1. Você se emociona com a perspectiva de ir para a Copa do Mundo? Eu sou um cara superemocional, saca, e estou empolgado, claro. Se a Copa fosse amanhã, tenho certeza que ia estourar. Cada dia em que a convocação chega mais perto, meu coração bate mais. Mas eu quero evitar um pouco a emoção. Porque acabo me ligando demais nas pessoas, nunca fui de medir as conseqüências: acreditava numa coisa, ia lá brigar por ela. Agora, estou super ao contrário do que eu era.


2. Você mudou, então? Nas eliminatórias, por exemplo, fiquei dois meses e meio trancado. Acabava o treino, ia pro quarto ouvir um som. Às vezes via um filme na sala de vídeo, mas não queria saber de reunião se o ambiente estava mal, nem participar de nada. Quando vejo uma "panela", um grupinho, fico muito puto, sabe? Começo a querer explodir, arrumar, e fica difícil. Quanto mais trancado eu estava, menos coisa via. E olha que sou um cara preocupado com o entrosamento da gente fora do campo, sou muito ligado em papo de união. Mas, lá, eu fui só profissional, eu não quis descontrair. Quando saía, brincava com todo mundo. Mas não era eu, o Valter: era o jogador Casagrande.


3. Quer dizer que pintou fofoca, rivalidade? Você ficou chateado? Não, estou falando de engrenagem. Se começo a participar, e vamos supor que eu veja alguma coisa errada, aí vou tentar colocar pros caras: "Olha, isso não está certo, nós temos que ser assim". A gente tinha pouco tempo, eu poderia deixar as coisas pela metade. Não ia dar certo, só ia ficar cheio de grilo e eu poderia ser mal interpretado: "Pô, o cara é rebelde, agitador, irreverente" — esses papos. Então, eu não queria ver a engrenagem, não queria ver quatro ou cinco mandarem. Mas não fiquei chateado, fiquei com uma certa depressão. Sé, pensava na família — acho que fui o jogador que mais sofreu em termos de saudade —, mas pode ser que eu ficasse pior se visse algo que não queria. Agora, no ano que vem, com a Copa, a gente pode ficar um tempão juntos, e aí sim dá para ver o que está certo ou errado, e participar.


4. Essa solidão na concentração pintou com o técnico Evaristo, com Telê Santana ou o tempo todo? Não, no tempo do Evaristo eu participei mais. Era um grupo novo, todos estavam chegando, inclusive ele. Não tinha separação. Foi da época do Evaristo que eu tirei mais experiências a nível pessoal, como um homem dentro de um grupo. Bem diferente da época do Telê: fui o oposto. O Telê já tinha sido da seleção em 1982, pegou um puta grupo experiente que ele tinha na cabeça e colocou mais dois, eu e o Renato. Nós dois éramos de fora, entende? Fui de novo convocado porque fiz um bom trabalho na seleção do Evaristo e tinha que estar na outra também. Trabalhei pra ganhar a posição de novo. Mas foi um papo individual. Com o Evaristo, não; mesmo fora do campo tentei dar uma força, todos tentaram. Com o Telê, não achei necessidade de ajudar em nada, foi tudo certinho, tudo esquematizado. E, na minha opinião, deram uma facilidade enorme pro Telê. Até ontem havia toda dificuldade para trazer jogador da Itália, mas de hoje pra amanhã estão todos aqui, sabe...
========================
> **Tarefa**
Segundo a entrevista, por quanto tempo o entrevistado ficou trancado durante as eliminatórias?
========================
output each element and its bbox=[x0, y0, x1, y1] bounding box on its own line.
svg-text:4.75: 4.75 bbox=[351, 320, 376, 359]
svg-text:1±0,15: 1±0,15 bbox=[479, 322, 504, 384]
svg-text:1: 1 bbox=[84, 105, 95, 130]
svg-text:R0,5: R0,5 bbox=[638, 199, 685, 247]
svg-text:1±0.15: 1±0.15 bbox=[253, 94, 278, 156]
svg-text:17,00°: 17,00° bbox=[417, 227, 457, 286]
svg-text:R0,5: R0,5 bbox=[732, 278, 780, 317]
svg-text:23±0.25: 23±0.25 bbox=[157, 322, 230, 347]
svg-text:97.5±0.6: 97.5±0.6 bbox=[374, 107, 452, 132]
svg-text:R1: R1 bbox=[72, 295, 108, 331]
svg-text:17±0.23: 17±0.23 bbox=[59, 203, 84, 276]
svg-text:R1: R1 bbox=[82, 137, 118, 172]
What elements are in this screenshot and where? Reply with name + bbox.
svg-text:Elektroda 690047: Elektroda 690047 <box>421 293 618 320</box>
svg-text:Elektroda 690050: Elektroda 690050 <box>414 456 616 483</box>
========================
> **Resposta escrita**
Dois meses e meio.